:: Task instructions ::
Answer with a single number: the count of lines that include the string "screenshot".

-------- Stored data

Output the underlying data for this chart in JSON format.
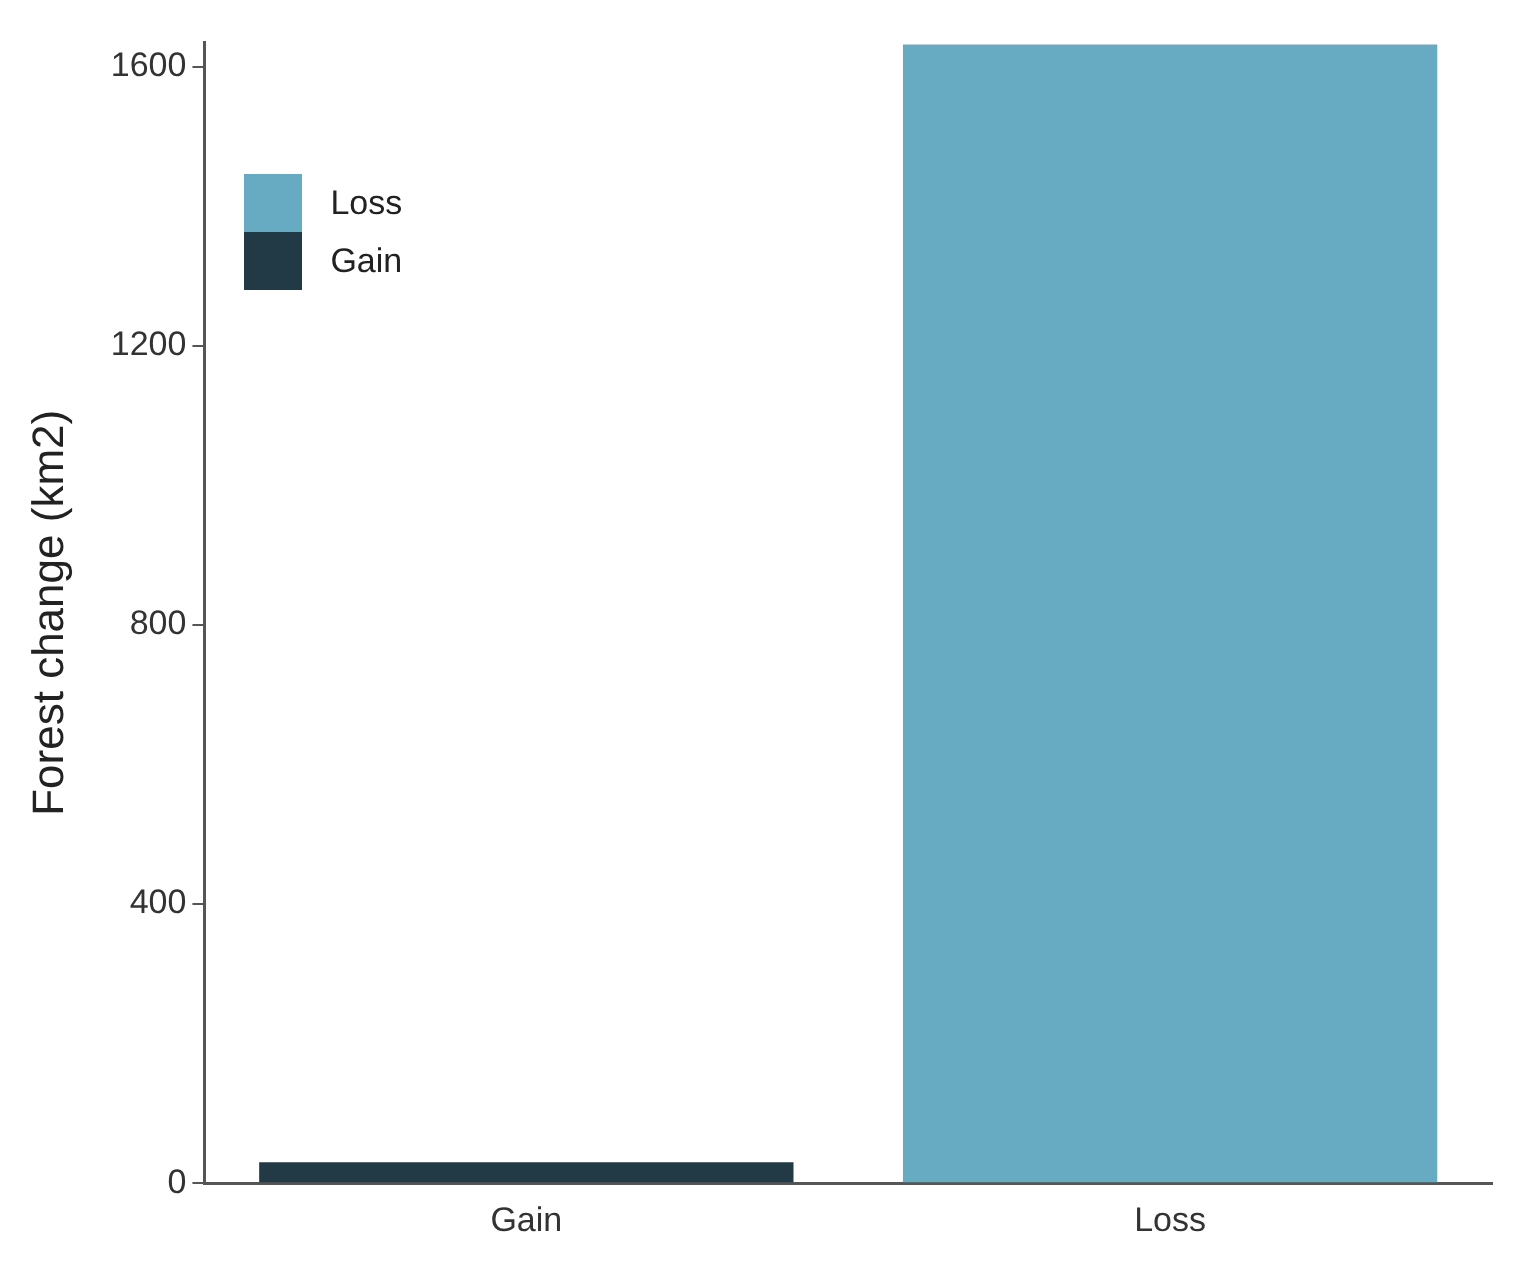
{
  "chart_data": {
    "type": "bar",
    "ylabel": "Forest change (km2)",
    "categories": [
      "Gain",
      "Loss"
    ],
    "series": [
      {
        "name": "Loss",
        "color": "#67abc3",
        "values": [
          null,
          1632
        ]
      },
      {
        "name": "Gain",
        "color": "#213a46",
        "values": [
          30,
          null
        ]
      }
    ],
    "ylim": [
      0,
      1635
    ],
    "yticks": [
      0,
      400,
      800,
      1200,
      1600
    ],
    "grid": false,
    "legend": "top left"
  }
}
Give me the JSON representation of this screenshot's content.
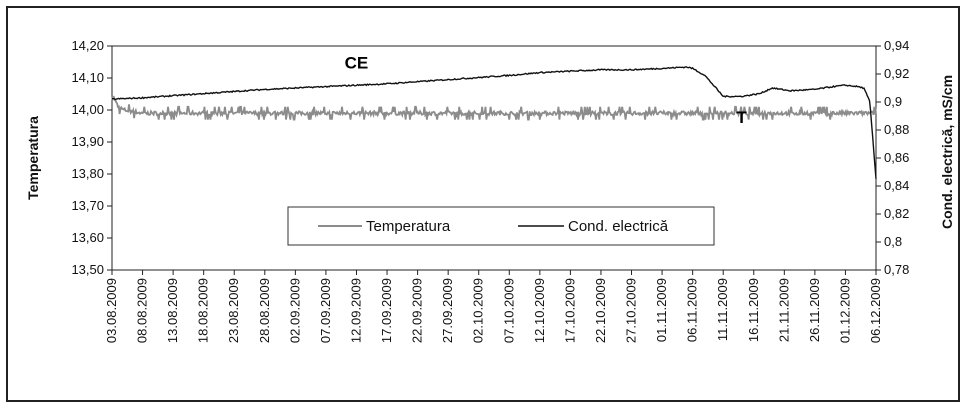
{
  "chart_data": {
    "type": "line",
    "xlabel": "",
    "ylabel_left": "Temperatura",
    "ylabel_right": "Cond. electrică, mS/cm",
    "y_left": {
      "min": 13.5,
      "max": 14.2,
      "ticks": [
        "14,20",
        "14,10",
        "14,00",
        "13,90",
        "13,80",
        "13,70",
        "13,60",
        "13,50"
      ]
    },
    "y_right": {
      "min": 0.78,
      "max": 0.94,
      "ticks": [
        "0,94",
        "0,92",
        "0,9",
        "0,88",
        "0,86",
        "0,84",
        "0,82",
        "0,8",
        "0,78"
      ]
    },
    "x_ticks": [
      "03.08.2009",
      "08.08.2009",
      "13.08.2009",
      "18.08.2009",
      "23.08.2009",
      "28.08.2009",
      "02.09.2009",
      "07.09.2009",
      "12.09.2009",
      "17.09.2009",
      "22.09.2009",
      "27.09.2009",
      "02.10.2009",
      "07.10.2009",
      "12.10.2009",
      "17.10.2009",
      "22.10.2009",
      "27.10.2009",
      "01.11.2009",
      "06.11.2009",
      "11.11.2009",
      "16.11.2009",
      "21.11.2009",
      "26.11.2009",
      "01.12.2009",
      "06.12.2009"
    ],
    "grid": false,
    "legend_position": "bottom-center",
    "legend": [
      "Temperatura",
      "Cond. electrică"
    ],
    "annotations": [
      {
        "text": "CE",
        "day": 40,
        "value": 14.13,
        "axis": "left"
      },
      {
        "text": "T",
        "day": 103,
        "value": 13.96,
        "axis": "left"
      }
    ],
    "series": [
      {
        "name": "Temperatura",
        "axis": "left",
        "color": "#8c8c8c",
        "baseline": 13.99,
        "points_day": [
          0,
          1,
          2,
          5,
          10,
          20,
          30,
          40,
          50,
          60,
          70,
          80,
          90,
          100,
          110,
          115,
          120,
          125,
          126
        ],
        "points_value": [
          14.05,
          14.01,
          14.0,
          13.99,
          13.99,
          13.99,
          13.99,
          13.99,
          13.99,
          13.99,
          13.99,
          13.99,
          13.99,
          13.99,
          13.99,
          13.99,
          13.99,
          13.99,
          13.99
        ]
      },
      {
        "name": "Cond. electrică",
        "axis": "right",
        "color": "#111111",
        "points_day": [
          0,
          5,
          15,
          25,
          35,
          45,
          55,
          65,
          70,
          75,
          80,
          85,
          90,
          94,
          95,
          97,
          99,
          100,
          103,
          106,
          108,
          111,
          115,
          118,
          120,
          122,
          123,
          124,
          125,
          126
        ],
        "points_value": [
          0.902,
          0.903,
          0.906,
          0.909,
          0.911,
          0.913,
          0.916,
          0.919,
          0.921,
          0.922,
          0.923,
          0.923,
          0.924,
          0.925,
          0.924,
          0.919,
          0.909,
          0.904,
          0.904,
          0.906,
          0.91,
          0.908,
          0.909,
          0.911,
          0.912,
          0.911,
          0.91,
          0.9,
          0.845,
          0.844
        ]
      }
    ]
  }
}
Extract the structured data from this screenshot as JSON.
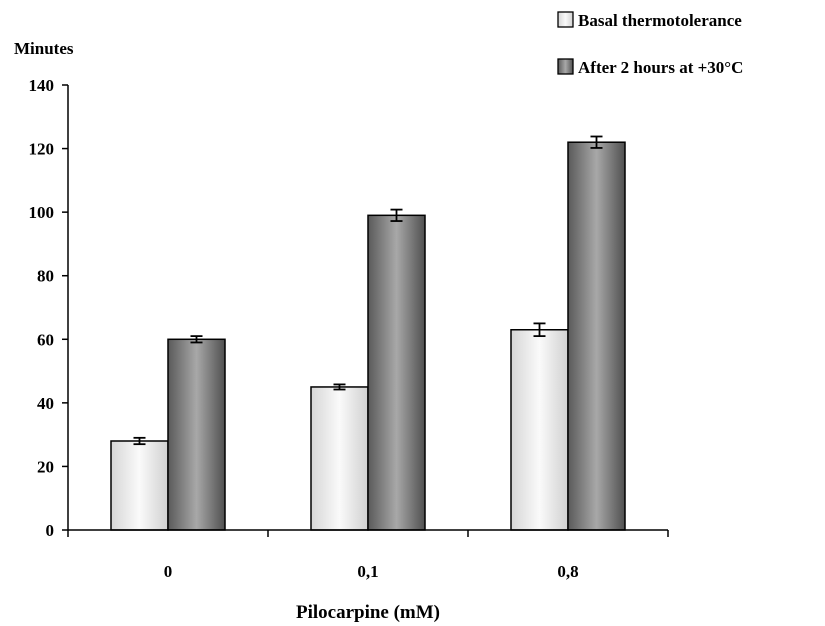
{
  "chart_data": {
    "type": "bar",
    "title": "",
    "ylabel": "Minutes",
    "xlabel": "Pilocarpine (mM)",
    "categories": [
      "0",
      "0,1",
      "0,8"
    ],
    "ylim": [
      0,
      140
    ],
    "yticks": [
      0,
      20,
      40,
      60,
      80,
      100,
      120,
      140
    ],
    "grid": false,
    "legend_position": "top-right",
    "series": [
      {
        "name": "Basal thermotolerance",
        "values": [
          28,
          45,
          63
        ],
        "errors": [
          1,
          0.8,
          2
        ],
        "color": "#e8e8e8"
      },
      {
        "name": "After 2 hours at +30°C",
        "values": [
          60,
          99,
          122
        ],
        "errors": [
          1,
          1.8,
          1.8
        ],
        "color": "#8c8c8c"
      }
    ]
  }
}
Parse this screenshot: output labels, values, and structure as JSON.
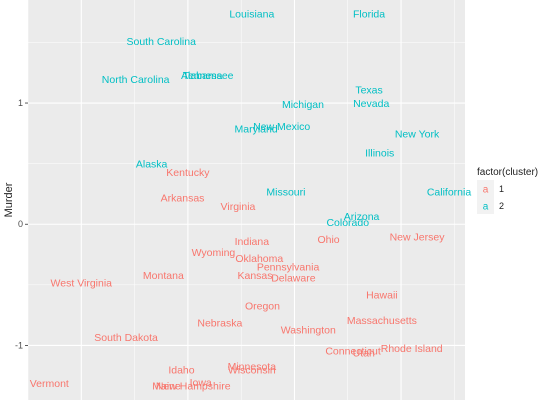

----------------

:: Completed task ::
3